Do this: Set out each line from the following listing that includes the word "DeepGL".

Dataset records:
□ □ □ □ □

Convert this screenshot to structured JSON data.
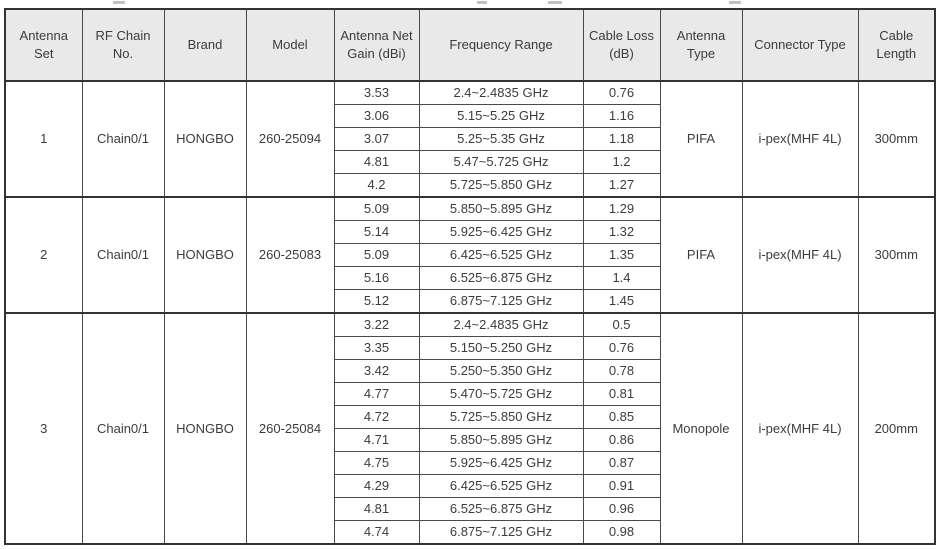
{
  "table": {
    "columns": [
      "Antenna Set",
      "RF Chain No.",
      "Brand",
      "Model",
      "Antenna Net Gain (dBi)",
      "Frequency Range",
      "Cable Loss (dB)",
      "Antenna Type",
      "Connector Type",
      "Cable Length"
    ],
    "sets": [
      {
        "antenna_set": "1",
        "rf_chain": "Chain0/1",
        "brand": "HONGBO",
        "model": "260-25094",
        "antenna_type": "PIFA",
        "connector_type": "i-pex(MHF 4L)",
        "cable_length": "300mm",
        "rows": [
          {
            "gain": "3.53",
            "freq": "2.4~2.4835 GHz",
            "loss": "0.76"
          },
          {
            "gain": "3.06",
            "freq": "5.15~5.25 GHz",
            "loss": "1.16"
          },
          {
            "gain": "3.07",
            "freq": "5.25~5.35 GHz",
            "loss": "1.18"
          },
          {
            "gain": "4.81",
            "freq": "5.47~5.725 GHz",
            "loss": "1.2"
          },
          {
            "gain": "4.2",
            "freq": "5.725~5.850 GHz",
            "loss": "1.27"
          }
        ]
      },
      {
        "antenna_set": "2",
        "rf_chain": "Chain0/1",
        "brand": "HONGBO",
        "model": "260-25083",
        "antenna_type": "PIFA",
        "connector_type": "i-pex(MHF 4L)",
        "cable_length": "300mm",
        "rows": [
          {
            "gain": "5.09",
            "freq": "5.850~5.895 GHz",
            "loss": "1.29"
          },
          {
            "gain": "5.14",
            "freq": "5.925~6.425 GHz",
            "loss": "1.32"
          },
          {
            "gain": "5.09",
            "freq": "6.425~6.525 GHz",
            "loss": "1.35"
          },
          {
            "gain": "5.16",
            "freq": "6.525~6.875 GHz",
            "loss": "1.4"
          },
          {
            "gain": "5.12",
            "freq": "6.875~7.125 GHz",
            "loss": "1.45"
          }
        ]
      },
      {
        "antenna_set": "3",
        "rf_chain": "Chain0/1",
        "brand": "HONGBO",
        "model": "260-25084",
        "antenna_type": "Monopole",
        "connector_type": "i-pex(MHF 4L)",
        "cable_length": "200mm",
        "rows": [
          {
            "gain": "3.22",
            "freq": "2.4~2.4835 GHz",
            "loss": "0.5"
          },
          {
            "gain": "3.35",
            "freq": "5.150~5.250 GHz",
            "loss": "0.76"
          },
          {
            "gain": "3.42",
            "freq": "5.250~5.350 GHz",
            "loss": "0.78"
          },
          {
            "gain": "4.77",
            "freq": "5.470~5.725 GHz",
            "loss": "0.81"
          },
          {
            "gain": "4.72",
            "freq": "5.725~5.850 GHz",
            "loss": "0.85"
          },
          {
            "gain": "4.71",
            "freq": "5.850~5.895 GHz",
            "loss": "0.86"
          },
          {
            "gain": "4.75",
            "freq": "5.925~6.425 GHz",
            "loss": "0.87"
          },
          {
            "gain": "4.29",
            "freq": "6.425~6.525 GHz",
            "loss": "0.91"
          },
          {
            "gain": "4.81",
            "freq": "6.525~6.875 GHz",
            "loss": "0.96"
          },
          {
            "gain": "4.74",
            "freq": "6.875~7.125 GHz",
            "loss": "0.98"
          }
        ]
      }
    ],
    "colors": {
      "header_bg": "#e9e9e9",
      "grid_line": "#4a4a4a",
      "heavy_line": "#333333",
      "text": "#3c3c3c"
    }
  }
}
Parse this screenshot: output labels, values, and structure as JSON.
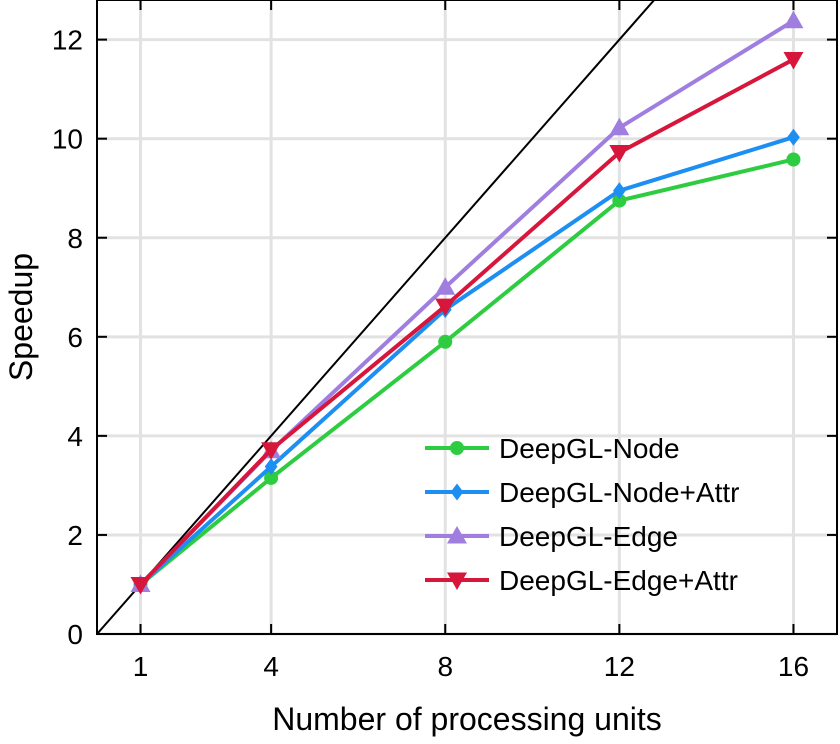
{
  "chart_data": {
    "type": "line",
    "title": "",
    "xlabel": "Number of processing units",
    "ylabel": "Speedup",
    "x": [
      1,
      4,
      8,
      12,
      16
    ],
    "xticks": [
      1,
      4,
      8,
      12,
      16
    ],
    "yticks": [
      0,
      2,
      4,
      6,
      8,
      10,
      12
    ],
    "xlim": [
      0,
      17
    ],
    "ylim": [
      0,
      12.8
    ],
    "grid": true,
    "legend_position": "bottom-right",
    "reference_line": {
      "slope": 1,
      "intercept": 0,
      "color": "#000000"
    },
    "series": [
      {
        "name": "DeepGL-Node",
        "values": [
          1.0,
          3.15,
          5.9,
          8.75,
          9.58
        ],
        "color": "#2ecc40",
        "marker": "circle"
      },
      {
        "name": "DeepGL-Node+Attr",
        "values": [
          1.0,
          3.38,
          6.55,
          8.95,
          10.03
        ],
        "color": "#1e8ff2",
        "marker": "diamond"
      },
      {
        "name": "DeepGL-Edge",
        "values": [
          1.0,
          3.7,
          7.0,
          10.22,
          12.38
        ],
        "color": "#a07ee0",
        "marker": "triangle-up"
      },
      {
        "name": "DeepGL-Edge+Attr",
        "values": [
          1.0,
          3.72,
          6.62,
          9.72,
          11.6
        ],
        "color": "#d7163c",
        "marker": "triangle-down"
      }
    ]
  }
}
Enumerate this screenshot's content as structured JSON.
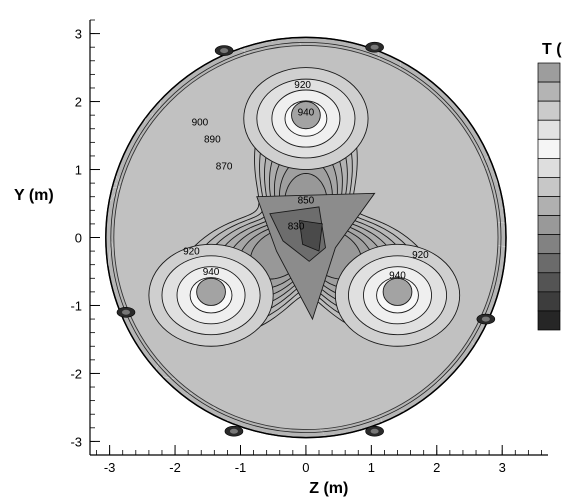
{
  "chart_data": {
    "type": "contour",
    "xlabel": "Z (m)",
    "ylabel": "Y (m)",
    "xlim": [
      -3.3,
      3.7
    ],
    "ylim": [
      -3.2,
      3.2
    ],
    "x_ticks": [
      "-3",
      "-2",
      "-1",
      "0",
      "1",
      "2",
      "3"
    ],
    "y_ticks": [
      "-3",
      "-2",
      "-1",
      "0",
      "1",
      "2",
      "3"
    ],
    "domain": {
      "shape": "circle",
      "center": [
        0,
        0
      ],
      "radius": 3.0
    },
    "colorbar": {
      "title": "T (",
      "levels": 14,
      "color_dark": "#1a1a1a",
      "color_light": "#f7f7f7"
    },
    "contour_levels": [
      830,
      850,
      870,
      890,
      900,
      920,
      940
    ],
    "contour_labels": [
      {
        "text": "920",
        "x": -0.05,
        "y": 2.25
      },
      {
        "text": "940",
        "x": 0.0,
        "y": 1.85
      },
      {
        "text": "900",
        "x": -1.62,
        "y": 1.7
      },
      {
        "text": "890",
        "x": -1.43,
        "y": 1.45
      },
      {
        "text": "870",
        "x": -1.25,
        "y": 1.05
      },
      {
        "text": "850",
        "x": 0.0,
        "y": 0.55
      },
      {
        "text": "830",
        "x": -0.15,
        "y": 0.17
      },
      {
        "text": "920",
        "x": -1.75,
        "y": -0.2
      },
      {
        "text": "940",
        "x": -1.45,
        "y": -0.5
      },
      {
        "text": "920",
        "x": 1.75,
        "y": -0.25
      },
      {
        "text": "940",
        "x": 1.4,
        "y": -0.55
      }
    ]
  }
}
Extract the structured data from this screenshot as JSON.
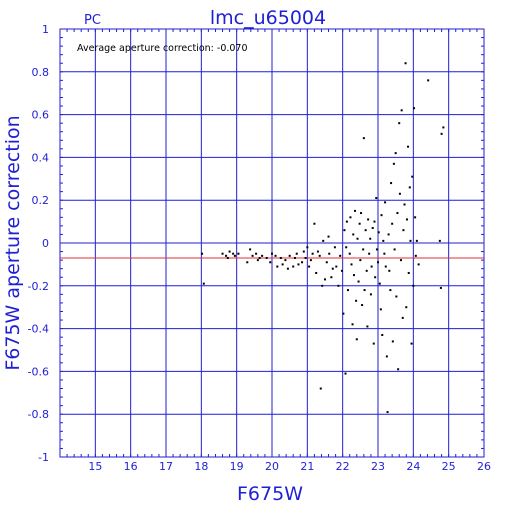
{
  "chart_data": {
    "type": "scatter",
    "title": "lmc_u65004",
    "subtitle": "PC",
    "xlabel": "F675W",
    "ylabel": "F675W aperture correction",
    "annotation": "Average aperture correction: -0.070",
    "xlim": [
      14,
      26
    ],
    "ylim": [
      -1,
      1
    ],
    "xticks": [
      "15",
      "16",
      "17",
      "18",
      "19",
      "20",
      "21",
      "22",
      "23",
      "24",
      "25",
      "26"
    ],
    "yticks": [
      "-1",
      "-0.8",
      "-0.6",
      "-0.4",
      "-0.2",
      "0",
      "0.2",
      "0.4",
      "0.6",
      "0.8",
      "1"
    ],
    "grid": true,
    "reference_line": {
      "y": -0.07,
      "color": "#e03030"
    },
    "colors": {
      "axis": "#1f1fd6",
      "points": "#000000",
      "reference": "#e03030"
    },
    "points": [
      [
        18.02,
        -0.05
      ],
      [
        18.07,
        -0.19
      ],
      [
        18.6,
        -0.05
      ],
      [
        18.7,
        -0.06
      ],
      [
        18.75,
        -0.07
      ],
      [
        18.8,
        -0.04
      ],
      [
        18.9,
        -0.05
      ],
      [
        18.95,
        -0.06
      ],
      [
        19.05,
        -0.05
      ],
      [
        19.3,
        -0.09
      ],
      [
        19.38,
        -0.03
      ],
      [
        19.45,
        -0.06
      ],
      [
        19.55,
        -0.05
      ],
      [
        19.6,
        -0.08
      ],
      [
        19.65,
        -0.07
      ],
      [
        19.72,
        -0.06
      ],
      [
        19.85,
        -0.07
      ],
      [
        19.95,
        -0.09
      ],
      [
        20.0,
        -0.05
      ],
      [
        20.1,
        -0.06
      ],
      [
        20.15,
        -0.11
      ],
      [
        20.25,
        -0.07
      ],
      [
        20.3,
        -0.1
      ],
      [
        20.38,
        -0.08
      ],
      [
        20.45,
        -0.12
      ],
      [
        20.5,
        -0.06
      ],
      [
        20.6,
        -0.11
      ],
      [
        20.65,
        -0.07
      ],
      [
        20.7,
        -0.05
      ],
      [
        20.75,
        -0.1
      ],
      [
        20.85,
        -0.09
      ],
      [
        20.9,
        -0.04
      ],
      [
        20.95,
        -0.07
      ],
      [
        21.0,
        -0.02
      ],
      [
        21.05,
        -0.11
      ],
      [
        21.1,
        -0.08
      ],
      [
        21.15,
        -0.05
      ],
      [
        21.2,
        0.09
      ],
      [
        21.25,
        -0.14
      ],
      [
        21.3,
        -0.04
      ],
      [
        21.35,
        -0.06
      ],
      [
        21.38,
        -0.68
      ],
      [
        21.42,
        -0.2
      ],
      [
        21.45,
        0.01
      ],
      [
        21.5,
        -0.17
      ],
      [
        21.55,
        -0.09
      ],
      [
        21.6,
        0.03
      ],
      [
        21.62,
        -0.05
      ],
      [
        21.68,
        -0.16
      ],
      [
        21.72,
        -0.12
      ],
      [
        21.78,
        -0.02
      ],
      [
        21.82,
        -0.11
      ],
      [
        21.88,
        -0.2
      ],
      [
        21.93,
        -0.06
      ],
      [
        21.98,
        -0.13
      ],
      [
        22.02,
        -0.33
      ],
      [
        22.05,
        0.06
      ],
      [
        22.08,
        -0.61
      ],
      [
        22.1,
        -0.02
      ],
      [
        22.12,
        0.1
      ],
      [
        22.15,
        -0.22
      ],
      [
        22.2,
        -0.05
      ],
      [
        22.22,
        0.12
      ],
      [
        22.25,
        -0.1
      ],
      [
        22.28,
        -0.38
      ],
      [
        22.3,
        0.04
      ],
      [
        22.32,
        -0.15
      ],
      [
        22.35,
        0.15
      ],
      [
        22.38,
        -0.27
      ],
      [
        22.4,
        -0.45
      ],
      [
        22.42,
        0.02
      ],
      [
        22.45,
        -0.18
      ],
      [
        22.48,
        0.09
      ],
      [
        22.5,
        -0.08
      ],
      [
        22.52,
        0.14
      ],
      [
        22.55,
        -0.29
      ],
      [
        22.58,
        -0.03
      ],
      [
        22.6,
        0.49
      ],
      [
        22.62,
        -0.22
      ],
      [
        22.65,
        0.06
      ],
      [
        22.68,
        -0.13
      ],
      [
        22.7,
        -0.39
      ],
      [
        22.72,
        0.11
      ],
      [
        22.75,
        -0.05
      ],
      [
        22.78,
        0.02
      ],
      [
        22.8,
        -0.24
      ],
      [
        22.82,
        -0.11
      ],
      [
        22.85,
        0.07
      ],
      [
        22.88,
        -0.47
      ],
      [
        22.9,
        0.1
      ],
      [
        22.92,
        -0.16
      ],
      [
        22.95,
        0.21
      ],
      [
        22.97,
        -0.03
      ],
      [
        23.0,
        -0.09
      ],
      [
        23.02,
        0.05
      ],
      [
        23.05,
        -0.19
      ],
      [
        23.08,
        -0.31
      ],
      [
        23.1,
        0.13
      ],
      [
        23.12,
        -0.43
      ],
      [
        23.15,
        0.01
      ],
      [
        23.18,
        -0.05
      ],
      [
        23.2,
        0.19
      ],
      [
        23.22,
        -0.11
      ],
      [
        23.25,
        -0.53
      ],
      [
        23.27,
        -0.79
      ],
      [
        23.3,
        0.04
      ],
      [
        23.32,
        -0.13
      ],
      [
        23.35,
        -0.22
      ],
      [
        23.37,
        0.28
      ],
      [
        23.4,
        0.09
      ],
      [
        23.42,
        -0.46
      ],
      [
        23.45,
        0.37
      ],
      [
        23.47,
        -0.03
      ],
      [
        23.5,
        0.42
      ],
      [
        23.52,
        -0.25
      ],
      [
        23.55,
        0.14
      ],
      [
        23.57,
        -0.59
      ],
      [
        23.6,
        0.56
      ],
      [
        23.62,
        0.23
      ],
      [
        23.65,
        -0.08
      ],
      [
        23.67,
        0.62
      ],
      [
        23.7,
        -0.35
      ],
      [
        23.72,
        0.06
      ],
      [
        23.75,
        0.18
      ],
      [
        23.78,
        0.84
      ],
      [
        23.8,
        -0.3
      ],
      [
        23.82,
        0.11
      ],
      [
        23.85,
        0.45
      ],
      [
        23.87,
        -0.14
      ],
      [
        23.9,
        0.26
      ],
      [
        23.92,
        0.01
      ],
      [
        23.95,
        -0.47
      ],
      [
        23.97,
        0.31
      ],
      [
        24.0,
        -0.2
      ],
      [
        24.02,
        0.63
      ],
      [
        24.05,
        0.12
      ],
      [
        24.07,
        -0.06
      ],
      [
        24.1,
        0.01
      ],
      [
        24.15,
        -0.1
      ],
      [
        24.42,
        0.76
      ],
      [
        24.75,
        0.01
      ],
      [
        24.78,
        -0.21
      ],
      [
        24.8,
        0.51
      ],
      [
        24.85,
        0.54
      ]
    ]
  }
}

□ □ □ □ □

Result for this task:
        "name": "DeepGL-Node",
        "name": "DeepGL-Node+Attr",
        "name": "DeepGL-Edge",
        "name": "DeepGL-Edge+Attr",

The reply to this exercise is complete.